*Given problem*. Gather every line that includes the word "icon", please.

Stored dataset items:
------

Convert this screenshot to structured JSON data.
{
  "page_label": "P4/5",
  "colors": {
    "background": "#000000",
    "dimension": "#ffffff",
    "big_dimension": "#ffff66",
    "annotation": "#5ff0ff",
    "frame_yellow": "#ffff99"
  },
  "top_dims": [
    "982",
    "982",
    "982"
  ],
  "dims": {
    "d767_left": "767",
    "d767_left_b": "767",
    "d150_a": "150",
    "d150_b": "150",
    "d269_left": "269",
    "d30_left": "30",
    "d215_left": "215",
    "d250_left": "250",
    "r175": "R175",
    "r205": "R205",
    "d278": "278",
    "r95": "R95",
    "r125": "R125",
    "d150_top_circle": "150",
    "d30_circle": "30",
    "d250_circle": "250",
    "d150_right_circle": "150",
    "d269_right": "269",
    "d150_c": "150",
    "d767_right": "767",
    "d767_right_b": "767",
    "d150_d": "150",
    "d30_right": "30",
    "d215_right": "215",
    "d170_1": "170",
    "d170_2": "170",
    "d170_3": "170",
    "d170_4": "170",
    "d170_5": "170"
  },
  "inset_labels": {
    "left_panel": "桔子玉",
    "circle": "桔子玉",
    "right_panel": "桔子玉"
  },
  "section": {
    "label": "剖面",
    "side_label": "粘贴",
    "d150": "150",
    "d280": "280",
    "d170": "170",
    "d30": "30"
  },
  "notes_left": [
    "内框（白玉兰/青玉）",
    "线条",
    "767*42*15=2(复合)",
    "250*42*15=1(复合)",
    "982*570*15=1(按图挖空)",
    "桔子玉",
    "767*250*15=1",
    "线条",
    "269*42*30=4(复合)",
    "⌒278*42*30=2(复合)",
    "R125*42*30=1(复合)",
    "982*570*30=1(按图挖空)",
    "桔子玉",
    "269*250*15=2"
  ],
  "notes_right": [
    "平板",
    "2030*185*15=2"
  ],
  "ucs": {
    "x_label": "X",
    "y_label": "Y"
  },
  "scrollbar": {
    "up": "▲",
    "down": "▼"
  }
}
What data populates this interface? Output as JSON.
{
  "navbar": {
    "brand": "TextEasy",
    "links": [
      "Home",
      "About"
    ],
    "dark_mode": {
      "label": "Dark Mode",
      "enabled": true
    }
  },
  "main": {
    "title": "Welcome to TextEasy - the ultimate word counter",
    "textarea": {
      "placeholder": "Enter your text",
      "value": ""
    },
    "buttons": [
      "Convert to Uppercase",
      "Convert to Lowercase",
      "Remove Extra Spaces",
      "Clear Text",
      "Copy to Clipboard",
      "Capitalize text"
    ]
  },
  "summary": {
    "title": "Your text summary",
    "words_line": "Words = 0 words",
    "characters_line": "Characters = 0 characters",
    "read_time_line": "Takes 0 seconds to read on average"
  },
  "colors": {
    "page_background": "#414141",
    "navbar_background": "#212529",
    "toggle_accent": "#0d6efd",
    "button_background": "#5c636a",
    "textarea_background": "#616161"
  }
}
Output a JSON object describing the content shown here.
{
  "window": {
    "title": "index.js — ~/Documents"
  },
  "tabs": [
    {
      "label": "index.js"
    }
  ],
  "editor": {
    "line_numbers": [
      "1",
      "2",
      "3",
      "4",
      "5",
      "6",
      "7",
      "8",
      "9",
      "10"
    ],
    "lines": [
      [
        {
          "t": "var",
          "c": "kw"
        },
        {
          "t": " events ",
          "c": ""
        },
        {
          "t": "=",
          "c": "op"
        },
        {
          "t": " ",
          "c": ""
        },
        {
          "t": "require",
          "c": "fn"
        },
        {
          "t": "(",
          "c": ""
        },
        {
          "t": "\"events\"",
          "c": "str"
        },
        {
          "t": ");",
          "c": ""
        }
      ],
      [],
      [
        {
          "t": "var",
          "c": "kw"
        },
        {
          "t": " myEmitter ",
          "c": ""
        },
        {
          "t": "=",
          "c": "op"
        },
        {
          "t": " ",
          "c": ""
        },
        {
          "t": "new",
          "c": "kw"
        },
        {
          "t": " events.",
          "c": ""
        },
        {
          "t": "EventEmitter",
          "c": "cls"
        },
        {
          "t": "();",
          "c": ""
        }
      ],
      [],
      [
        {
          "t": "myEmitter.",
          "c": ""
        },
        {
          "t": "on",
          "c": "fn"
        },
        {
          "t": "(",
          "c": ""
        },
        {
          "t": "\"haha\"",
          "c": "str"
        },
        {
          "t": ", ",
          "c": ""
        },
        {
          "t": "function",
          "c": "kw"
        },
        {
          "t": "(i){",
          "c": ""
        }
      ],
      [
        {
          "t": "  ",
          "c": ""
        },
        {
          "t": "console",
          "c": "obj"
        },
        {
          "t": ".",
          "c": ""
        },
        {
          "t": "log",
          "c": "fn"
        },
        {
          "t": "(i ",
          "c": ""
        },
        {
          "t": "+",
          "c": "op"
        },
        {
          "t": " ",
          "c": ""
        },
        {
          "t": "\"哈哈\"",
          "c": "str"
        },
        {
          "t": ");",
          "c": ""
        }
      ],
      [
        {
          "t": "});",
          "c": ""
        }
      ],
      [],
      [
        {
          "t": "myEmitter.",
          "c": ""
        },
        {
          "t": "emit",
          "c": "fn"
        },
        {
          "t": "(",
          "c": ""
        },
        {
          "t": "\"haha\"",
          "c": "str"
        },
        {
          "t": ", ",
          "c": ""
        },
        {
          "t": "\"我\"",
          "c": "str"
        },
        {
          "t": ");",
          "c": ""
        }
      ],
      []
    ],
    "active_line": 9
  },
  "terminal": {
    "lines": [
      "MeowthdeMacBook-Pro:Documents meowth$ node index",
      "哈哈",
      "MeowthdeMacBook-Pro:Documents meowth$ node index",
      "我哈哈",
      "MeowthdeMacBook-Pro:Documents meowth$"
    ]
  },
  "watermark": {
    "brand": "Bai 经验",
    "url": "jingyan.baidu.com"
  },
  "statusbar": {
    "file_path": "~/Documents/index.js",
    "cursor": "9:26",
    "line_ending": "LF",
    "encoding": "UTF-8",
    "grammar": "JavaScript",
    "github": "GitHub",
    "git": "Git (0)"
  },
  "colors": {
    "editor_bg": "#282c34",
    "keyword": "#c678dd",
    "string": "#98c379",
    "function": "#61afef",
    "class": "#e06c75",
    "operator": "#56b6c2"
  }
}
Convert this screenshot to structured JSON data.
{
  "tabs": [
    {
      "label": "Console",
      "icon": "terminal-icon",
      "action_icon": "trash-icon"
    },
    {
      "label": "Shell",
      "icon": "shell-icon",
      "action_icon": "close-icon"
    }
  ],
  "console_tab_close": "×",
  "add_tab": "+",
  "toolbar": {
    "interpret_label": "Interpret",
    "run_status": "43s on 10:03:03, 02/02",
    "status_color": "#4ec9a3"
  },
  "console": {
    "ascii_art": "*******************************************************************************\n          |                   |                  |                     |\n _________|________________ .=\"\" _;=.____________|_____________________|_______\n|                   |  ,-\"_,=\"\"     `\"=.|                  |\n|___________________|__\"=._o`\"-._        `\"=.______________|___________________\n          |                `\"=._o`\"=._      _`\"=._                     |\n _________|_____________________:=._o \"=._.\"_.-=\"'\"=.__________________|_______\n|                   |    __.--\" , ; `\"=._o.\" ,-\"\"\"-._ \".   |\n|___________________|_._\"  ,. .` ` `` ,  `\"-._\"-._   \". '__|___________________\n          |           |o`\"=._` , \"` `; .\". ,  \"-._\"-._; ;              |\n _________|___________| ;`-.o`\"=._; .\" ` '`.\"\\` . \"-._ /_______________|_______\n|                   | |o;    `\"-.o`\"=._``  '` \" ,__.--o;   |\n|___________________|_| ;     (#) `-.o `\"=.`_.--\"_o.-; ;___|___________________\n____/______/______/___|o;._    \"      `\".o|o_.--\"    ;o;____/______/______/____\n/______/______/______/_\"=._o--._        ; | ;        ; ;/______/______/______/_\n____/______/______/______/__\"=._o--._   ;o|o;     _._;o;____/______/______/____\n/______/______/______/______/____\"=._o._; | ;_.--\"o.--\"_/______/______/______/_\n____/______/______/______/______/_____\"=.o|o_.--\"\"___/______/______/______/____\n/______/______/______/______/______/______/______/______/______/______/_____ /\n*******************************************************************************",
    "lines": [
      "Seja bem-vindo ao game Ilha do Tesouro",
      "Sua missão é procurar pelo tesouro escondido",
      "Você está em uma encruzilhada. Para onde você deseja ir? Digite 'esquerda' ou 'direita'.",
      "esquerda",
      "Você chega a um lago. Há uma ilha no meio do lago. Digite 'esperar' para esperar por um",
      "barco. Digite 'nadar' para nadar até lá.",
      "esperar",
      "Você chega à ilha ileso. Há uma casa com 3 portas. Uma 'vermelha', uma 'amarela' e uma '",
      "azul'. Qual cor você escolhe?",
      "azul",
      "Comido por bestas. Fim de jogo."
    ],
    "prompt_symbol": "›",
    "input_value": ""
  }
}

------

*Answer to this problem*.
      "icon": "terminal-icon",
      "action_icon": "trash-icon"
      "icon": "shell-icon",
      "action_icon": "close-icon"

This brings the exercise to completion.